> REQUIREMENT: Report each line below that contains the string "ипотеки", taking case into account.

> EXERCISE MATERIALS:
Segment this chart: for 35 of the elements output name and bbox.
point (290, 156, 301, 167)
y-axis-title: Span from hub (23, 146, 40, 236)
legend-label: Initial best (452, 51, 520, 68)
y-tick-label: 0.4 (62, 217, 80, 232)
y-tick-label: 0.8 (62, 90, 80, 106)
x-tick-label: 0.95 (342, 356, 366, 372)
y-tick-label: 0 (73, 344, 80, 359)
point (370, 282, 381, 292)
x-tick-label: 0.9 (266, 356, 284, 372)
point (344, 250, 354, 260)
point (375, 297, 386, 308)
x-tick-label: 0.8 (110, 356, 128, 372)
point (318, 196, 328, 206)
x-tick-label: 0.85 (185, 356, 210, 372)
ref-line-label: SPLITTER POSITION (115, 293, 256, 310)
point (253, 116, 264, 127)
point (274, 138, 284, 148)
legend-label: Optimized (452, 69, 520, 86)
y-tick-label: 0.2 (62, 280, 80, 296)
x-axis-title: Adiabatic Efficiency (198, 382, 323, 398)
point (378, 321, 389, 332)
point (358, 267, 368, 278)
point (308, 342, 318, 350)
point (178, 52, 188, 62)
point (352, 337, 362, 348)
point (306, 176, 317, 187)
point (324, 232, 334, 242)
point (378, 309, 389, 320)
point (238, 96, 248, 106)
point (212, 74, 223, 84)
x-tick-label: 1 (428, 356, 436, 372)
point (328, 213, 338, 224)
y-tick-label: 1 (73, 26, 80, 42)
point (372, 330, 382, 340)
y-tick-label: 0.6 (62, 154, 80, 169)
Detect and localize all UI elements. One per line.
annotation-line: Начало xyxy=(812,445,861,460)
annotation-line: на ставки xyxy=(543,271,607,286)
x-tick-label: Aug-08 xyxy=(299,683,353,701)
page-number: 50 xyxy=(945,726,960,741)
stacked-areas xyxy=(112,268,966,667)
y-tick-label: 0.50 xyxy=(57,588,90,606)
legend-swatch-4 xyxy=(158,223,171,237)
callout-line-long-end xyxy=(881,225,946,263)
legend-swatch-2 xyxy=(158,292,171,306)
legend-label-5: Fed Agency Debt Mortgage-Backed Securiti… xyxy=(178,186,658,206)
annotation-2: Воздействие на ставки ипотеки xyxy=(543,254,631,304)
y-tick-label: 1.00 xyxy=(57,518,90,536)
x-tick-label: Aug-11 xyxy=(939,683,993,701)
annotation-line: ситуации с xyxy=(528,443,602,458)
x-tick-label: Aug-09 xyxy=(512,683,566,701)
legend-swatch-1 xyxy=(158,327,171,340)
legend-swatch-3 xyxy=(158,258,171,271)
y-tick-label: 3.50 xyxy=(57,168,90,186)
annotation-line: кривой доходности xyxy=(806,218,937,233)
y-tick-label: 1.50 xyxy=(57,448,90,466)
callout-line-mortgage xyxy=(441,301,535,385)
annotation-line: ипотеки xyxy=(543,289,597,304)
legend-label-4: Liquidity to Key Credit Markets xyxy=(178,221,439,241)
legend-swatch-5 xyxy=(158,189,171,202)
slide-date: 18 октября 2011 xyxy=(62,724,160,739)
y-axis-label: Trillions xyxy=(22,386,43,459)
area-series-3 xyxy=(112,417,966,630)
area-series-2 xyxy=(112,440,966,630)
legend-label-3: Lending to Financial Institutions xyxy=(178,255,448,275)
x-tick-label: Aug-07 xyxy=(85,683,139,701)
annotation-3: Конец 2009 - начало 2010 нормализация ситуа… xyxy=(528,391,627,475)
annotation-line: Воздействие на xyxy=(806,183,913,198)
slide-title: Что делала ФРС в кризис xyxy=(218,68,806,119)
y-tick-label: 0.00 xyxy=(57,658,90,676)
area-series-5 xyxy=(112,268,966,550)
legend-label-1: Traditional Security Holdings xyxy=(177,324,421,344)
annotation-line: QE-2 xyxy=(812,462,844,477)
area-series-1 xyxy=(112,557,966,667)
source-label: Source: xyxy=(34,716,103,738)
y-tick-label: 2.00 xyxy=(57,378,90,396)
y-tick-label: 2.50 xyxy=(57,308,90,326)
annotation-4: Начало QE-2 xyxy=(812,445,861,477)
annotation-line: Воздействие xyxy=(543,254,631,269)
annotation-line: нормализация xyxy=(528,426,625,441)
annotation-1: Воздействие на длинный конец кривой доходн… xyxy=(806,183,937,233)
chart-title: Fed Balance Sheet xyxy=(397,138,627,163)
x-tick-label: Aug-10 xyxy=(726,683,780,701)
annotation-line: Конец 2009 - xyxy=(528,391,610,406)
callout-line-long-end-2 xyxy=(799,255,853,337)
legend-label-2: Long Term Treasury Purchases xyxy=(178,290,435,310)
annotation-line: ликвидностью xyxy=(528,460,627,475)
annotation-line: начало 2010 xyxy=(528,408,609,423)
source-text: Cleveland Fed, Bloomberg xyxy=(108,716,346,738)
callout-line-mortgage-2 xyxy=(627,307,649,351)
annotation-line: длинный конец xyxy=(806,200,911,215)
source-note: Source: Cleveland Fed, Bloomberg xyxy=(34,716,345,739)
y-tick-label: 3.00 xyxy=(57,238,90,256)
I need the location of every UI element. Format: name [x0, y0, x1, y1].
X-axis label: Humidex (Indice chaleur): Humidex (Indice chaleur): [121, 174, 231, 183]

> ANSWER TO THIS PROBLEM:
annotation-2: Воздействие на ставки ипотеки xyxy=(543,254,631,304)
annotation-line: ипотеки xyxy=(543,289,597,304)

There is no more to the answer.